* **Exercise**
Reproduce every line of the data below verbatim, but leave the picture out.

* **Data for the task**
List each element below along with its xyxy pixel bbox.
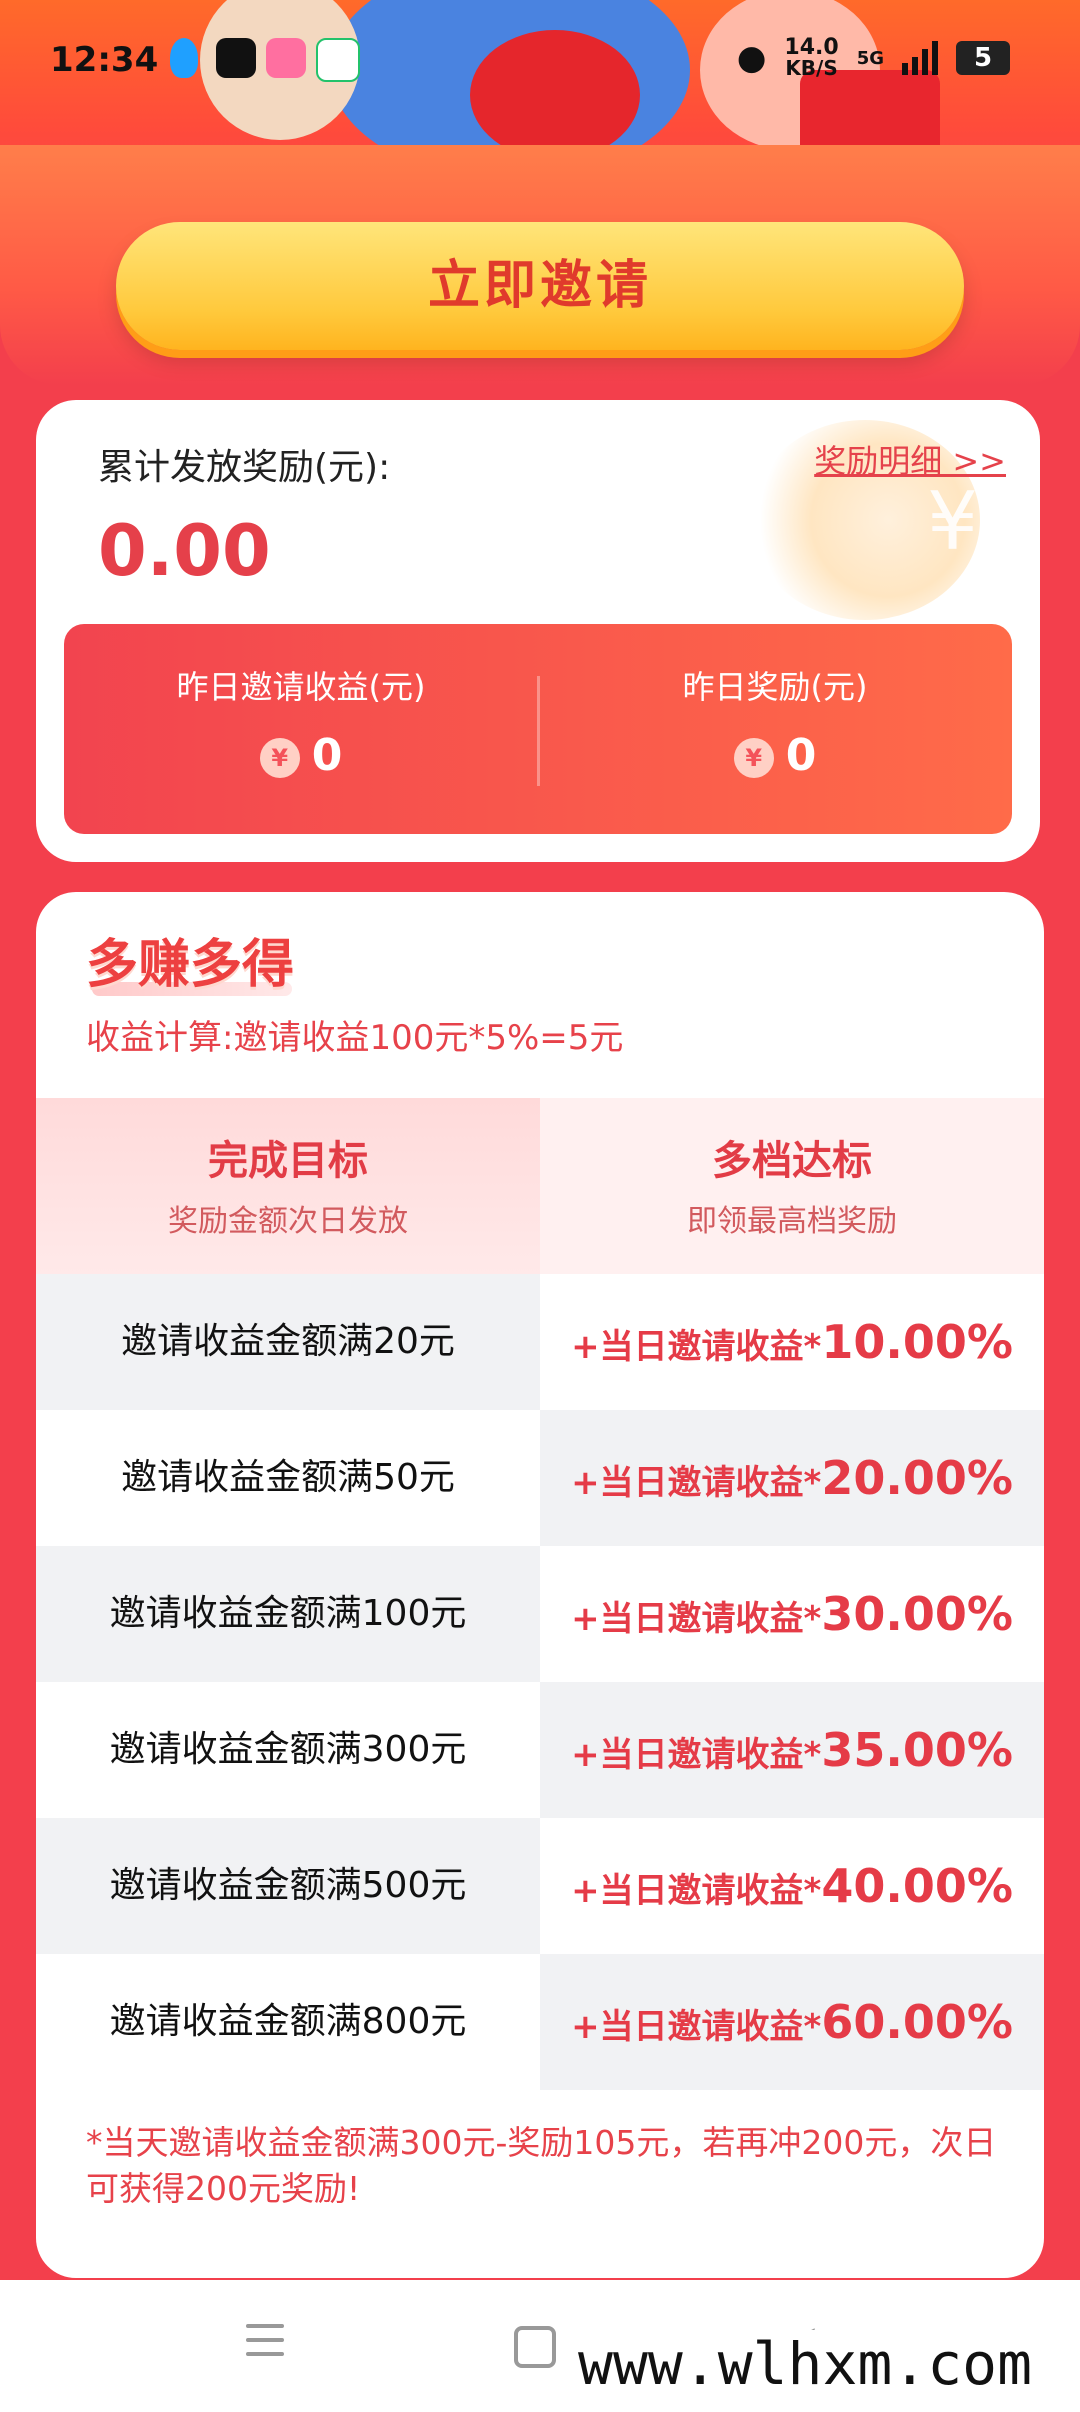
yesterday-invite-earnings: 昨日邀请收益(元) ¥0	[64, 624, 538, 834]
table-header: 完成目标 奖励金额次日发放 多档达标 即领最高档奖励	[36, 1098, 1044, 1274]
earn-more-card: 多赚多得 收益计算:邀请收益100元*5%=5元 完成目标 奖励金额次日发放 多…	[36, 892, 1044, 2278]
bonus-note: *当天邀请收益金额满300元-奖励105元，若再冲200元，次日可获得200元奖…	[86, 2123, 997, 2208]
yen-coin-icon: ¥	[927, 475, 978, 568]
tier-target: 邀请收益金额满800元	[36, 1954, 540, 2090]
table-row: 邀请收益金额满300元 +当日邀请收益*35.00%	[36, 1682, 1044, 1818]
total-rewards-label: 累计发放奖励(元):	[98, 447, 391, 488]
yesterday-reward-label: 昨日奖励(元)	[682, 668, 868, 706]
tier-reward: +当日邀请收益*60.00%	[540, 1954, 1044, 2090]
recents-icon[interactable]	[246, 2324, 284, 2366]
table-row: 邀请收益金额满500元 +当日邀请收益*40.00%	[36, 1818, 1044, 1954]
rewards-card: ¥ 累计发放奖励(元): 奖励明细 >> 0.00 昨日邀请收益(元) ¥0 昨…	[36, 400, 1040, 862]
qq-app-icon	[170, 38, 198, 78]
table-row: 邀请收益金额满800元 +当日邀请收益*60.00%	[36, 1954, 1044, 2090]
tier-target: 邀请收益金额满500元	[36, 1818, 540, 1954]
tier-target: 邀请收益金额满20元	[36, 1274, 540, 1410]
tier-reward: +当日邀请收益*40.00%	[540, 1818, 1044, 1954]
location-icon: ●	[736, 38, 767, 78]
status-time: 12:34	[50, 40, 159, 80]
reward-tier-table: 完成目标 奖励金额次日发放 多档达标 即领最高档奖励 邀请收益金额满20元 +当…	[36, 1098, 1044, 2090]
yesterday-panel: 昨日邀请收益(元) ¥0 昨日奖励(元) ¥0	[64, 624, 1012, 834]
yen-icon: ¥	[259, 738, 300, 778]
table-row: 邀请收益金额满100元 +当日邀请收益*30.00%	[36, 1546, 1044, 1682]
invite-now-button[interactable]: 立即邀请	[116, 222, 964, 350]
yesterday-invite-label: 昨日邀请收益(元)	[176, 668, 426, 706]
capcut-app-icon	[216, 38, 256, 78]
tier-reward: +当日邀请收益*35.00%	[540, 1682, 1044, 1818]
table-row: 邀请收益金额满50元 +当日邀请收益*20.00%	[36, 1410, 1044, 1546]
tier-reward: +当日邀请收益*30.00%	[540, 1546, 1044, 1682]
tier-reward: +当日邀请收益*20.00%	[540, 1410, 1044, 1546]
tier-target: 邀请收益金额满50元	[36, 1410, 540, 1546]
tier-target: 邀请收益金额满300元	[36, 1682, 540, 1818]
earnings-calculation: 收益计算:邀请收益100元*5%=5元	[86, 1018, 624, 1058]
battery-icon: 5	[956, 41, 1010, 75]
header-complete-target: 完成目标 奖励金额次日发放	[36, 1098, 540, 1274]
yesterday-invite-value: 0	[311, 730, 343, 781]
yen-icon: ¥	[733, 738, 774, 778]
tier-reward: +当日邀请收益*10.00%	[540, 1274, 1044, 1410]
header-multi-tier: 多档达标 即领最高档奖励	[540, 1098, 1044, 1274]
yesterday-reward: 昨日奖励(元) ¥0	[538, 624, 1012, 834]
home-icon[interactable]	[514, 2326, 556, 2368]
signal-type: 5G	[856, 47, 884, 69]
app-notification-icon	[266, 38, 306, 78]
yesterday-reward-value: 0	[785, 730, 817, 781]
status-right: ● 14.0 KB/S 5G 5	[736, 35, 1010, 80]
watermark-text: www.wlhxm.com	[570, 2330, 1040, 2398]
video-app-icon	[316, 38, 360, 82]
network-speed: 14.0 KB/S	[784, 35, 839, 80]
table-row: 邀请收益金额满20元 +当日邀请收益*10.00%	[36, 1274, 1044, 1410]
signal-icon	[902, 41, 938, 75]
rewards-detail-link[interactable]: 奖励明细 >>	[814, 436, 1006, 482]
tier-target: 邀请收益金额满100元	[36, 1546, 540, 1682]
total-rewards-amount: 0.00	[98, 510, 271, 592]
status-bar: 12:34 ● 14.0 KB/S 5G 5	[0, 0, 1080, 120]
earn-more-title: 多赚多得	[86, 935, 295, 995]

* **Solution for this exercise**
List each element below along with its xyxy pixel bbox.
yesterday-invite-earnings: 昨日邀请收益(元) ¥0	[64, 624, 538, 834]
table-header: 完成目标 奖励金额次日发放 多档达标 即领最高档奖励	[36, 1098, 1044, 1274]
earn-more-card: 多赚多得 收益计算:邀请收益100元*5%=5元 完成目标 奖励金额次日发放 多…	[36, 892, 1044, 2278]
bonus-note: *当天邀请收益金额满300元-奖励105元，若再冲200元，次日可获得200元奖…	[86, 2123, 997, 2208]
yen-coin-icon: ¥	[927, 475, 978, 568]
tier-target: 邀请收益金额满800元	[36, 1954, 540, 2090]
table-row: 邀请收益金额满300元 +当日邀请收益*35.00%	[36, 1682, 1044, 1818]
total-rewards-label: 累计发放奖励(元):	[98, 447, 391, 488]
yesterday-reward-label: 昨日奖励(元)	[682, 668, 868, 706]
tier-reward: +当日邀请收益*60.00%	[540, 1954, 1044, 2090]
recents-icon[interactable]	[246, 2324, 284, 2366]
table-row: 邀请收益金额满500元 +当日邀请收益*40.00%	[36, 1818, 1044, 1954]
rewards-card: ¥ 累计发放奖励(元): 奖励明细 >> 0.00 昨日邀请收益(元) ¥0 昨…	[36, 400, 1040, 862]
qq-app-icon	[170, 38, 198, 78]
table-row: 邀请收益金额满800元 +当日邀请收益*60.00%	[36, 1954, 1044, 2090]
tier-target: 邀请收益金额满500元	[36, 1818, 540, 1954]
tier-target: 邀请收益金额满20元	[36, 1274, 540, 1410]
tier-reward: +当日邀请收益*40.00%	[540, 1818, 1044, 1954]
location-icon: ●	[736, 38, 767, 78]
status-time: 12:34	[50, 40, 159, 80]
reward-tier-table: 完成目标 奖励金额次日发放 多档达标 即领最高档奖励 邀请收益金额满20元 +当…	[36, 1098, 1044, 2090]
yesterday-panel: 昨日邀请收益(元) ¥0 昨日奖励(元) ¥0	[64, 624, 1012, 834]
yen-icon: ¥	[259, 738, 300, 778]
table-row: 邀请收益金额满100元 +当日邀请收益*30.00%	[36, 1546, 1044, 1682]
invite-now-button[interactable]: 立即邀请	[116, 222, 964, 350]
yesterday-invite-label: 昨日邀请收益(元)	[176, 668, 426, 706]
capcut-app-icon	[216, 38, 256, 78]
tier-reward: +当日邀请收益*35.00%	[540, 1682, 1044, 1818]
table-row: 邀请收益金额满50元 +当日邀请收益*20.00%	[36, 1410, 1044, 1546]
tier-reward: +当日邀请收益*30.00%	[540, 1546, 1044, 1682]
tier-reward: +当日邀请收益*20.00%	[540, 1410, 1044, 1546]
tier-target: 邀请收益金额满50元	[36, 1410, 540, 1546]
tier-target: 邀请收益金额满300元	[36, 1682, 540, 1818]
earnings-calculation: 收益计算:邀请收益100元*5%=5元	[86, 1018, 624, 1058]
battery-icon: 5	[956, 41, 1010, 75]
header-complete-target: 完成目标 奖励金额次日发放	[36, 1098, 540, 1274]
yesterday-invite-value: 0	[311, 730, 343, 781]
yen-icon: ¥	[733, 738, 774, 778]
tier-reward: +当日邀请收益*10.00%	[540, 1274, 1044, 1410]
header-multi-tier: 多档达标 即领最高档奖励	[540, 1098, 1044, 1274]
yesterday-reward: 昨日奖励(元) ¥0	[538, 624, 1012, 834]
home-icon[interactable]	[514, 2326, 556, 2368]
signal-type: 5G	[856, 47, 884, 69]
app-notification-icon	[266, 38, 306, 78]
yesterday-reward-value: 0	[785, 730, 817, 781]
status-right: ● 14.0 KB/S 5G 5	[736, 35, 1010, 80]
watermark-text: www.wlhxm.com	[570, 2330, 1040, 2398]
video-app-icon	[316, 38, 360, 82]
network-speed: 14.0 KB/S	[784, 35, 839, 80]
table-row: 邀请收益金额满20元 +当日邀请收益*10.00%	[36, 1274, 1044, 1410]
signal-icon	[902, 41, 938, 75]
rewards-detail-link[interactable]: 奖励明细 >>	[814, 436, 1006, 482]
tier-target: 邀请收益金额满100元	[36, 1546, 540, 1682]
total-rewards-amount: 0.00	[98, 510, 271, 592]
status-bar: 12:34 ● 14.0 KB/S 5G 5	[0, 0, 1080, 120]
earn-more-title: 多赚多得	[86, 935, 295, 995]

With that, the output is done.